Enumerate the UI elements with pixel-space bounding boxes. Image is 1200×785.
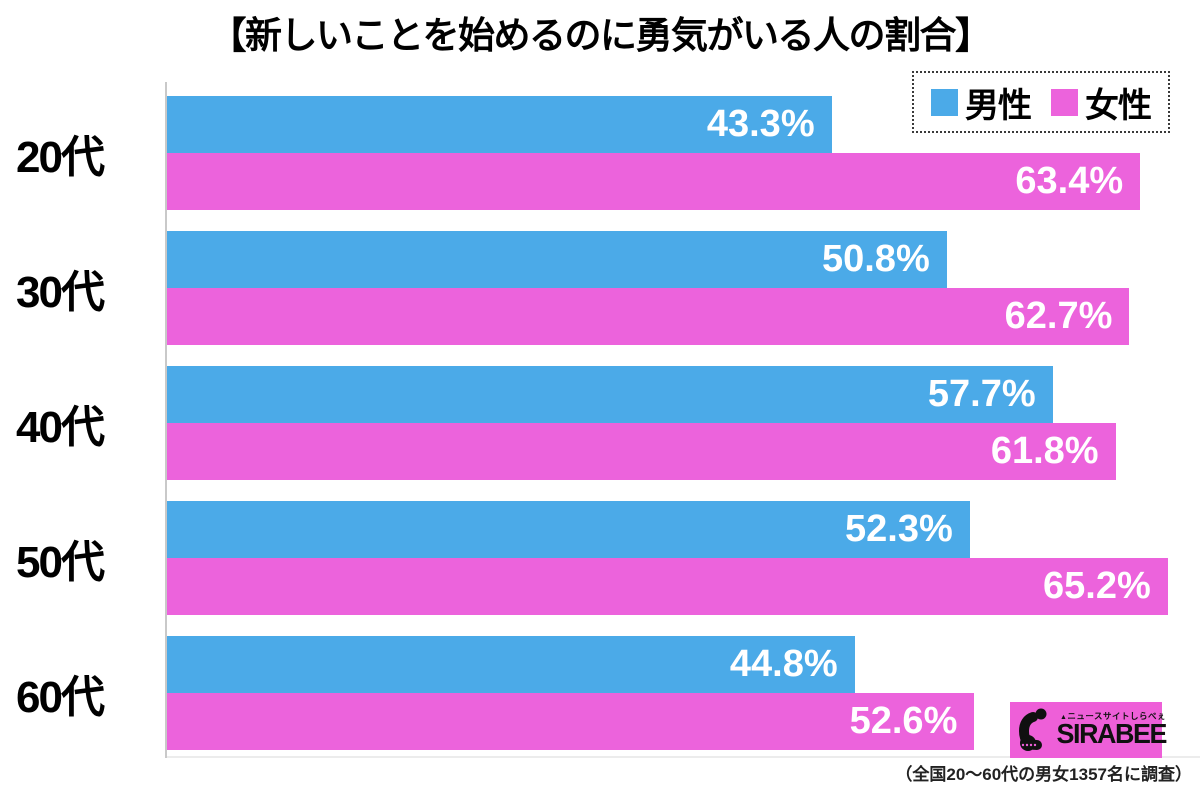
bar-group: 20代 43.3% 63.4% [0, 96, 1200, 210]
bar-male: 52.3% [167, 501, 970, 558]
legend-swatch-male-icon [931, 88, 958, 116]
y-axis-line [165, 82, 167, 758]
bar-value-label: 63.4% [1015, 160, 1124, 202]
bar-female: 62.7% [167, 288, 1130, 345]
x-axis-baseline [167, 756, 1200, 758]
legend: 男性 女性 [912, 71, 1170, 133]
category-label: 20代 [16, 133, 105, 182]
bar-group: 60代 44.8% 52.6% [0, 636, 1200, 750]
bar-male: 44.8% [167, 636, 855, 693]
bar-value-label: 57.7% [927, 373, 1036, 415]
bar-group: 40代 57.7% 61.8% [0, 366, 1200, 480]
chart-title: 【新しいことを始めるのに勇気がいる人の割合】 [209, 15, 993, 56]
bar-value-label: 44.8% [729, 643, 838, 685]
legend-swatch-female-icon [1051, 88, 1078, 116]
sirabee-tagline: ▲ニュースサイトしらべぇ [1059, 711, 1166, 722]
legend-label-male: 男性 [965, 86, 1032, 125]
bar-group: 50代 52.3% 65.2% [0, 501, 1200, 615]
bar-value-label: 52.3% [845, 508, 953, 550]
category-label: 50代 [16, 538, 105, 587]
bee-icon: ▲ [1059, 714, 1068, 722]
bar-pair: 43.3% 63.4% [167, 96, 1200, 210]
bar-group: 30代 50.8% 62.7% [0, 231, 1200, 345]
category-label: 40代 [16, 403, 105, 452]
legend-label-female: 女性 [1085, 86, 1152, 125]
bar-pair: 44.8% 52.6% [167, 636, 1200, 750]
bar-male: 57.7% [167, 366, 1053, 423]
bar-pair: 52.3% 65.2% [167, 501, 1200, 615]
bar-female: 52.6% [167, 693, 975, 750]
sirabee-mark-icon [1015, 705, 1049, 756]
legend-item-male: 男性 [931, 78, 1032, 127]
bar-value-label: 65.2% [1043, 565, 1151, 607]
bar-value-label: 62.7% [1004, 295, 1113, 337]
footer-note: （全国20〜60代の男女1357名に調査） [895, 765, 1192, 784]
bar-value-label: 52.6% [849, 700, 958, 742]
category-label: 60代 [16, 673, 105, 722]
legend-item-female: 女性 [1051, 78, 1152, 127]
bar-value-label: 61.8% [990, 430, 1099, 472]
bar-male: 43.3% [167, 96, 832, 153]
sirabee-brand: SIRABEE [1056, 718, 1168, 750]
bar-female: 61.8% [167, 423, 1116, 480]
sirabee-logo: ▲ニュースサイトしらべぇ SIRABEE [1010, 702, 1167, 758]
bar-pair: 50.8% 62.7% [167, 231, 1200, 345]
bar-pair: 57.7% 61.8% [167, 366, 1200, 480]
bar-female: 63.4% [167, 153, 1141, 210]
bar-value-label: 43.3% [706, 103, 815, 145]
bar-value-label: 50.8% [821, 238, 930, 280]
bar-female: 65.2% [167, 558, 1168, 615]
category-label: 30代 [16, 268, 105, 317]
bar-male: 50.8% [167, 231, 947, 288]
sirabee-text-block: ▲ニュースサイトしらべぇ SIRABEE [1052, 711, 1168, 750]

:::

- _Objective_: Put each line of the items above into a Markdown table with the columns "Row" and "Item line," numbering the rows and skipping any blank lines. Leave the pictures out of the table.

- _Response to this exercise_:
| Row | Item line |
|---|---|
| 1 | Enumerate the UI elements with pixel-space bounding boxes. Image is 1200×785. |
| 2 | bar-group: 20代 43.3% 63.4% [0, 96, 1200, 210] |
| 3 | bar-male: 52.3% [167, 501, 970, 558] |
| 4 | legend-swatch-male-icon [931, 88, 958, 116] |
| 5 | y-axis-line [165, 82, 167, 758] |
| 6 | bar-value-label: 63.4% [1015, 160, 1124, 202] |
| 7 | bar-female: 62.7% [167, 288, 1130, 345] |
| 8 | x-axis-baseline [167, 756, 1200, 758] |
| 9 | legend: 男性 女性 [912, 71, 1170, 133] |
| 10 | category-label: 20代 [16, 133, 105, 182] |
| 11 | bar-group: 60代 44.8% 52.6% [0, 636, 1200, 750] |
| 12 | bar-male: 44.8% [167, 636, 855, 693] |
| 13 | bar-value-label: 57.7% [927, 373, 1036, 415] |
| 14 | bar-group: 40代 57.7% 61.8% [0, 366, 1200, 480] |
| 15 | chart-title: 【新しいことを始めるのに勇気がいる人の割合】 [209, 15, 993, 56] |
| 16 | bar-value-label: 44.8% [729, 643, 838, 685] |
| 17 | legend-swatch-female-icon [1051, 88, 1078, 116] |
| 18 | sirabee-tagline: ▲ニュースサイトしらべぇ [1059, 711, 1166, 722] |
| 19 | legend-label-male: 男性 [965, 86, 1032, 125] |
| 20 | bar-group: 50代 52.3% 65.2% [0, 501, 1200, 615] |
| 21 | bar-value-label: 52.3% [845, 508, 953, 550] |
| 22 | category-label: 50代 [16, 538, 105, 587] |
| 23 | bee-icon: ▲ [1059, 714, 1068, 722] |
| 24 | bar-pair: 43.3% 63.4% [167, 96, 1200, 210] |
| 25 | bar-group: 30代 50.8% 62.7% [0, 231, 1200, 345] |
| 26 | category-label: 40代 [16, 403, 105, 452] |
| 27 | legend-label-female: 女性 [1085, 86, 1152, 125] |
| 28 | bar-pair: 44.8% 52.6% [167, 636, 1200, 750] |
| 29 | bar-male: 57.7% [167, 366, 1053, 423] |
| 30 | bar-pair: 52.3% 65.2% [167, 501, 1200, 615] |
| 31 | bar-female: 52.6% [167, 693, 975, 750] |
| 32 | sirabee-mark-icon [1015, 705, 1049, 756] |
| 33 | legend-item-male: 男性 [931, 78, 1032, 127] |
| 34 | bar-value-label: 65.2% [1043, 565, 1151, 607] |
| 35 | bar-value-label: 62.7% [1004, 295, 1113, 337] |
| 36 | footer-note: （全国20〜60代の男女1357名に調査） [895, 765, 1192, 784] |
| 37 | bar-value-label: 52.6% [849, 700, 958, 742] |
| 38 | category-label: 60代 [16, 673, 105, 722] |
| 39 | legend-item-female: 女性 [1051, 78, 1152, 127] |
| 40 | bar-value-label: 61.8% [990, 430, 1099, 472] |
| 41 | bar-male: 43.3% [167, 96, 832, 153] |
| 42 | sirabee-brand: SIRABEE [1056, 718, 1168, 750] |
| 43 | bar-female: 61.8% [167, 423, 1116, 480] |
| 44 | sirabee-logo: ▲ニュースサイトしらべぇ SIRABEE [1010, 702, 1167, 758] |
| 45 | bar-pair: 50.8% 62.7% [167, 231, 1200, 345] |
| 46 | bar-pair: 57.7% 61.8% [167, 366, 1200, 480] |
| 47 | bar-female: 63.4% [167, 153, 1141, 210] |
| 48 | bar-value-label: 43.3% [706, 103, 815, 145] |
| 49 | bar-value-label: 50.8% [821, 238, 930, 280] |
| 50 | bar-female: 65.2% [167, 558, 1168, 615] |
| 51 | category-label: 30代 [16, 268, 105, 317] |
| 52 | bar-male: 50.8% [167, 231, 947, 288] |
| 53 | sirabee-text-block: ▲ニュースサイトしらべぇ SIRABEE [1052, 711, 1168, 750] |